• INPUT FOR THIS TASK:
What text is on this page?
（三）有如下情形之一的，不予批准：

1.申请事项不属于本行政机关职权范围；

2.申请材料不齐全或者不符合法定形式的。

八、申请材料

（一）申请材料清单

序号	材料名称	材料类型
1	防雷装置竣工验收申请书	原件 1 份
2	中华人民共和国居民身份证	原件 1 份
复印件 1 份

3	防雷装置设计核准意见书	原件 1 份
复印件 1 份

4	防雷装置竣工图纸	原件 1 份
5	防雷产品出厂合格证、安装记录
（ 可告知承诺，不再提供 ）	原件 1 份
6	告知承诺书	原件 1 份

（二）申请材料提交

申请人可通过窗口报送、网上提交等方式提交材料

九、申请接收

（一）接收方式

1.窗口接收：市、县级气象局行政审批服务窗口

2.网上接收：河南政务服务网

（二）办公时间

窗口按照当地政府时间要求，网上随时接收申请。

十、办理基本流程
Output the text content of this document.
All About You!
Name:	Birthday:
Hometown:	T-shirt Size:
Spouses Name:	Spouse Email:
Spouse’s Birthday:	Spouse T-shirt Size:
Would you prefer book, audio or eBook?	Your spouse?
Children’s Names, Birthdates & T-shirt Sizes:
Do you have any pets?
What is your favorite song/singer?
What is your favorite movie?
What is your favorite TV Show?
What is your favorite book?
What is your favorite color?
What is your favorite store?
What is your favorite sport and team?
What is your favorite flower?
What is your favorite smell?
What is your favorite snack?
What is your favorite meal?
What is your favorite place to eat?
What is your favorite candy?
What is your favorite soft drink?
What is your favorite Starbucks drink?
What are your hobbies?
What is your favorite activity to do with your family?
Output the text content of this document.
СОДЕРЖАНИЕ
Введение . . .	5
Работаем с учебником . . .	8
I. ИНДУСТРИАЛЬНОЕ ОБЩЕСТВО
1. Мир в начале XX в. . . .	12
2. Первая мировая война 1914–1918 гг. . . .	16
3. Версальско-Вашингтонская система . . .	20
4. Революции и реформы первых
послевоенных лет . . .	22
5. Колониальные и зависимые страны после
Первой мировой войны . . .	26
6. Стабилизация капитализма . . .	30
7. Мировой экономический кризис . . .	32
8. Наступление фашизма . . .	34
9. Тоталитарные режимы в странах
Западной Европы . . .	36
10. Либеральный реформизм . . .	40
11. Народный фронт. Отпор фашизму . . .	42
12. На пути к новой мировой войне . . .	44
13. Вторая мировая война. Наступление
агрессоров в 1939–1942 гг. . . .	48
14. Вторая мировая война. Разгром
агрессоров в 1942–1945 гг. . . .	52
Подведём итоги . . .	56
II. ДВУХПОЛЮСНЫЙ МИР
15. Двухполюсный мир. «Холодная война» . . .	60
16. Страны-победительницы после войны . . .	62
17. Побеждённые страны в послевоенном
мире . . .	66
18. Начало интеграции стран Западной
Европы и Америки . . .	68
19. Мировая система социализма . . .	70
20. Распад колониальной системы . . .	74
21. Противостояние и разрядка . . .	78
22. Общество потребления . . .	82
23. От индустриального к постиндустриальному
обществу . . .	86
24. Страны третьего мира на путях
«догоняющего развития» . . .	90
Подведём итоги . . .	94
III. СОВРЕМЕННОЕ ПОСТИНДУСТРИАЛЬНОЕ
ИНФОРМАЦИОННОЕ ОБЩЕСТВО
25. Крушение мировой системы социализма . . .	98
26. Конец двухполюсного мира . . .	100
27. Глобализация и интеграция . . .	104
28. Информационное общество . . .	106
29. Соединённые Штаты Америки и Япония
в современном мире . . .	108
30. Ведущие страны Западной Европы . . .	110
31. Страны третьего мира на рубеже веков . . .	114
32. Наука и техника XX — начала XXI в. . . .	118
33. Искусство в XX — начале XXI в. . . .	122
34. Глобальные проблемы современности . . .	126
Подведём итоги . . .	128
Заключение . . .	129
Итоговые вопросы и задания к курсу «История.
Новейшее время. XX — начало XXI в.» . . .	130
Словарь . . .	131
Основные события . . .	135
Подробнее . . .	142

• GIVEN INSTRUCTION:
Set down the listing in full, keeping every word exactly as it is.

• TASK SOLUTION:
What text is on this page?
（三）有如下情形之一的，不予批准：

1.申请事项不属于本行政机关职权范围；

2.申请材料不齐全或者不符合法定形式的。

八、申请材料

（一）申请材料清单

序号	材料名称	材料类型
1	防雷装置竣工验收申请书	原件 1 份
2	中华人民共和国居民身份证	原件 1 份
复印件 1 份

3	防雷装置设计核准意见书	原件 1 份
复印件 1 份

4	防雷装置竣工图纸	原件 1 份
5	防雷产品出厂合格证、安装记录
（ 可告知承诺，不再提供 ）	原件 1 份
6	告知承诺书	原件 1 份

（二）申请材料提交

申请人可通过窗口报送、网上提交等方式提交材料

九、申请接收

（一）接收方式

1.窗口接收：市、县级气象局行政审批服务窗口

2.网上接收：河南政务服务网

（二）办公时间

窗口按照当地政府时间要求，网上随时接收申请。

十、办理基本流程
Output the text content of this document.
All About You!
Name:	Birthday:
Hometown:	T-shirt Size:
Spouses Name:	Spouse Email:
Spouse’s Birthday:	Spouse T-shirt Size:
Would you prefer book, audio or eBook?	Your spouse?
Children’s Names, Birthdates & T-shirt Sizes:
Do you have any pets?
What is your favorite song/singer?
What is your favorite movie?
What is your favorite TV Show?
What is your favorite book?
What is your favorite color?
What is your favorite store?
What is your favorite sport and team?
What is your favorite flower?
What is your favorite smell?
What is your favorite snack?
What is your favorite meal?
What is your favorite place to eat?
What is your favorite candy?
What is your favorite soft drink?
What is your favorite Starbucks drink?
What are your hobbies?
What is your favorite activity to do with your family?
Output the text content of this document.
СОДЕРЖАНИЕ
Введение . . .	5
Работаем с учебником . . .	8
I. ИНДУСТРИАЛЬНОЕ ОБЩЕСТВО
1. Мир в начале XX в. . . .	12
2. Первая мировая война 1914–1918 гг. . . .	16
3. Версальско-Вашингтонская система . . .	20
4. Революции и реформы первых
послевоенных лет . . .	22
5. Колониальные и зависимые страны после
Первой мировой войны . . .	26
6. Стабилизация капитализма . . .	30
7. Мировой экономический кризис . . .	32
8. Наступление фашизма . . .	34
9. Тоталитарные режимы в странах
Западной Европы . . .	36
10. Либеральный реформизм . . .	40
11. Народный фронт. Отпор фашизму . . .	42
12. На пути к новой мировой войне . . .	44
13. Вторая мировая война. Наступление
агрессоров в 1939–1942 гг. . . .	48
14. Вторая мировая война. Разгром
агрессоров в 1942–1945 гг. . . .	52
Подведём итоги . . .	56
II. ДВУХПОЛЮСНЫЙ МИР
15. Двухполюсный мир. «Холодная война» . . .	60
16. Страны-победительницы после войны . . .	62
17. Побеждённые страны в послевоенном
мире . . .	66
18. Начало интеграции стран Западной
Европы и Америки . . .	68
19. Мировая система социализма . . .	70
20. Распад колониальной системы . . .	74
21. Противостояние и разрядка . . .	78
22. Общество потребления . . .	82
23. От индустриального к постиндустриальному
обществу . . .	86
24. Страны третьего мира на путях
«догоняющего развития» . . .	90
Подведём итоги . . .	94
III. СОВРЕМЕННОЕ ПОСТИНДУСТРИАЛЬНОЕ
ИНФОРМАЦИОННОЕ ОБЩЕСТВО
25. Крушение мировой системы социализма . . .	98
26. Конец двухполюсного мира . . .	100
27. Глобализация и интеграция . . .	104
28. Информационное общество . . .	106
29. Соединённые Штаты Америки и Япония
в современном мире . . .	108
30. Ведущие страны Западной Европы . . .	110
31. Страны третьего мира на рубеже веков . . .	114
32. Наука и техника XX — начала XXI в. . . .	118
33. Искусство в XX — начале XXI в. . . .	122
34. Глобальные проблемы современности . . .	126
Подведём итоги . . .	128
Заключение . . .	129
Итоговые вопросы и задания к курсу «История.
Новейшее время. XX — начало XXI в.» . . .	130
Словарь . . .	131
Основные события . . .	135
Подробнее . . .	142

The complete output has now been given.